# STORED RECORDS
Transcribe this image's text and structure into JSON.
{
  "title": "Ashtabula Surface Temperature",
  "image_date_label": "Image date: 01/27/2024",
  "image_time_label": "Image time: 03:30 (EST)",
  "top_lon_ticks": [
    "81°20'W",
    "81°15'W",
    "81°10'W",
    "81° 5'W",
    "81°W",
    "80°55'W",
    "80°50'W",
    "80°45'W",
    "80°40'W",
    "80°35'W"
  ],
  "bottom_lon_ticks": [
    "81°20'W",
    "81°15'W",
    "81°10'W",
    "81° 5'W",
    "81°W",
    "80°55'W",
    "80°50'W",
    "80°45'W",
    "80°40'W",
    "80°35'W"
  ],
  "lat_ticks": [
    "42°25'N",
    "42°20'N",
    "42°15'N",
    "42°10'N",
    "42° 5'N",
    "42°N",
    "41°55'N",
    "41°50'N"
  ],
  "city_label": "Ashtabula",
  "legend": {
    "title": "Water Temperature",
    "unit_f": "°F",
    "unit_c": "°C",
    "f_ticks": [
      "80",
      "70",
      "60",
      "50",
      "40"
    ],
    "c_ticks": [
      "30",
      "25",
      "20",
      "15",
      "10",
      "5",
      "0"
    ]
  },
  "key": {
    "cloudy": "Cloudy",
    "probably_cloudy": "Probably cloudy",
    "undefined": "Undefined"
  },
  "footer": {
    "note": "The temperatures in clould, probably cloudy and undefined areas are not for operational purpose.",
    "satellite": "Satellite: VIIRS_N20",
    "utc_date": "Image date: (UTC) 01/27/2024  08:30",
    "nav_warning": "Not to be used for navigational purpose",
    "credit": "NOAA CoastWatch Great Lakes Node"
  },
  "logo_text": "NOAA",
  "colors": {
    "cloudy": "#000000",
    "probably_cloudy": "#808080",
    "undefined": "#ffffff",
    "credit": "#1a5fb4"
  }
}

# WHAT YOU ARE ASKED TO DO
Which lines include "purpose"? Copy each of them out.

# RESPONSE FOR THIS EXERCISE
    "note": "The temperatures in clould, probably cloudy and undefined areas are not for operational purpose.",
    "nav_warning": "Not to be used for navigational purpose",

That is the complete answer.